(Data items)
■ ■ ■

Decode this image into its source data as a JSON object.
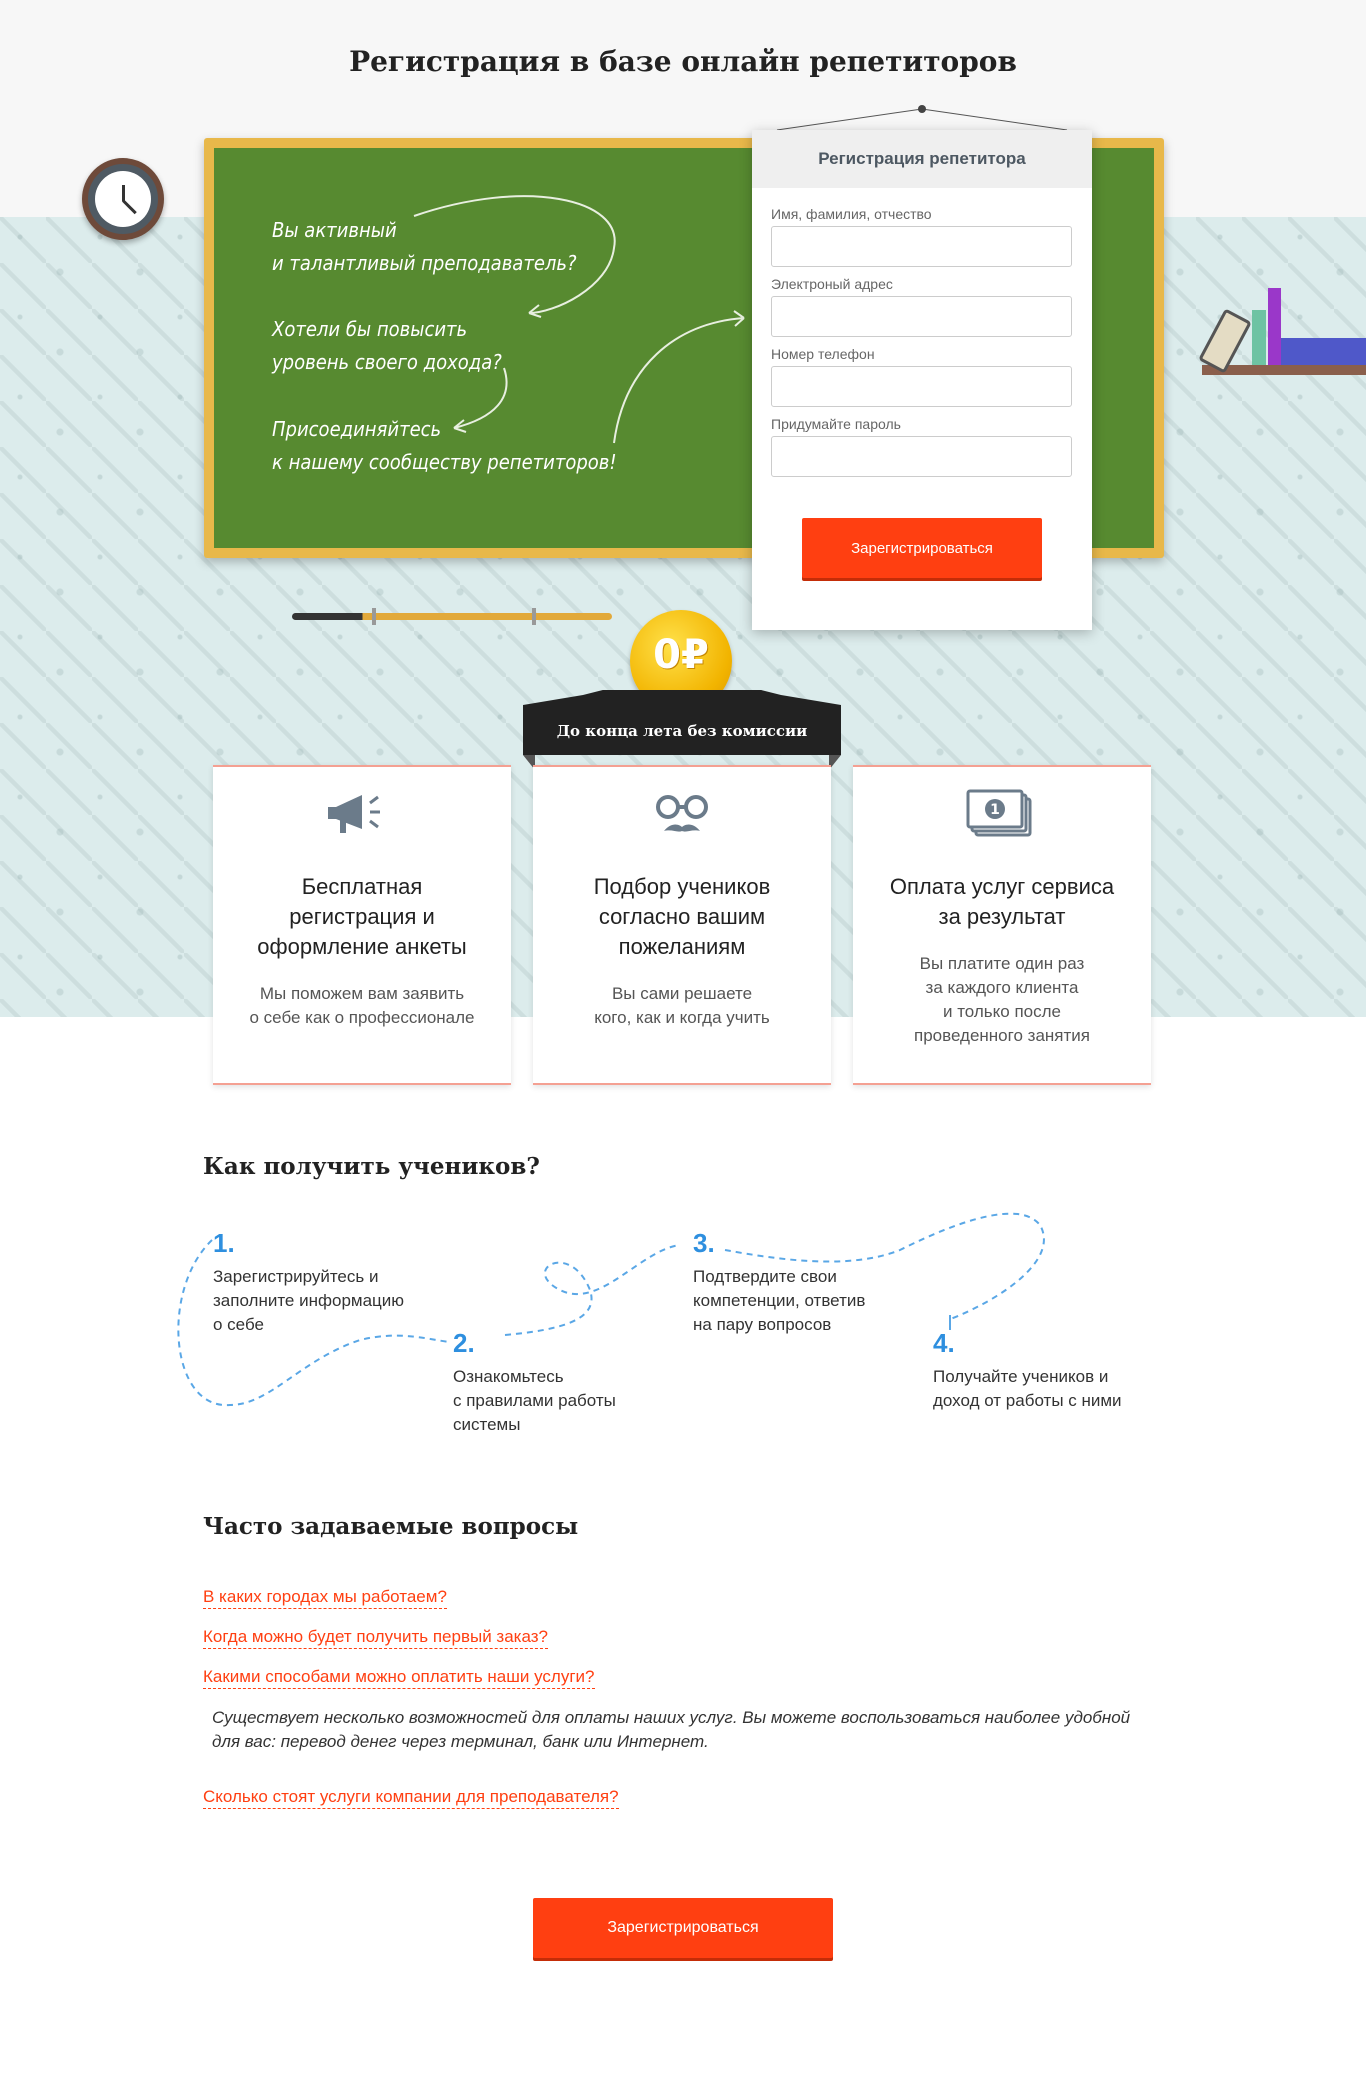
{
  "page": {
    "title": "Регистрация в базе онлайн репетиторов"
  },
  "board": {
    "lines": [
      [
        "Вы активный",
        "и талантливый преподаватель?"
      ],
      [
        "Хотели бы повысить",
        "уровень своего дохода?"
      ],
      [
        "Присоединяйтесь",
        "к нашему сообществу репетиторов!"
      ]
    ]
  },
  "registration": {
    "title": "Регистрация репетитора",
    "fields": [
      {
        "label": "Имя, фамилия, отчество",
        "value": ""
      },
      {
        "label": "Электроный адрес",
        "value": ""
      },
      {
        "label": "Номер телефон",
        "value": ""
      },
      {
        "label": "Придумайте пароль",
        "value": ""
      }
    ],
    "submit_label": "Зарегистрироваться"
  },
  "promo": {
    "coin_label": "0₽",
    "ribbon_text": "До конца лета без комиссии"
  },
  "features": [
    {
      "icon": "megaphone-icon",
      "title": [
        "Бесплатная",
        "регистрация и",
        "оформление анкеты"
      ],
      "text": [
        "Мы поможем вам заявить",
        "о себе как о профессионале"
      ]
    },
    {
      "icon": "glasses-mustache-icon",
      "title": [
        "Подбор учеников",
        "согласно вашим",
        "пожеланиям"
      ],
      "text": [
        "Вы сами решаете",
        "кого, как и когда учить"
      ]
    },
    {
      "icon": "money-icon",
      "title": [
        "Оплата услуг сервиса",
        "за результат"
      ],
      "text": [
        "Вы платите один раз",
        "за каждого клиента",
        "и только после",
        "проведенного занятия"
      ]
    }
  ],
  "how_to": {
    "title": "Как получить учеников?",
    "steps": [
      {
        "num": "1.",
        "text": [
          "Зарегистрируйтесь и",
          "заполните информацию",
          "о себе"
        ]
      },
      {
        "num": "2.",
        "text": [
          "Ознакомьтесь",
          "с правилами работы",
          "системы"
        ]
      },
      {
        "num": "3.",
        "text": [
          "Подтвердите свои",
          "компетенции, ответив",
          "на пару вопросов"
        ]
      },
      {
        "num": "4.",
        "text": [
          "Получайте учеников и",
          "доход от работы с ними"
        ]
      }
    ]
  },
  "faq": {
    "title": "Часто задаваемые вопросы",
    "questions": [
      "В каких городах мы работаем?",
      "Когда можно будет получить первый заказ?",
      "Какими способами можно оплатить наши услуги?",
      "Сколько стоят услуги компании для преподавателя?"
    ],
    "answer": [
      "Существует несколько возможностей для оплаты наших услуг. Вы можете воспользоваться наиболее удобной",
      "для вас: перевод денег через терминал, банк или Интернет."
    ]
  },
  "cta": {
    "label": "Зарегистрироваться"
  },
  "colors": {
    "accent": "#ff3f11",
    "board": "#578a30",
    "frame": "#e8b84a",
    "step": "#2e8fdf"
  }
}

■ ■ ■

## Work to be completed
Scan the listing above and copy all lines containing the word "title".

## Expected answer
    "title": "Регистрация в базе онлайн репетиторов"
    "title": "Регистрация репетитора",
      "title": [
      "title": [
      "title": [
    "title": "Как получить учеников?",
    "title": "Часто задаваемые вопросы",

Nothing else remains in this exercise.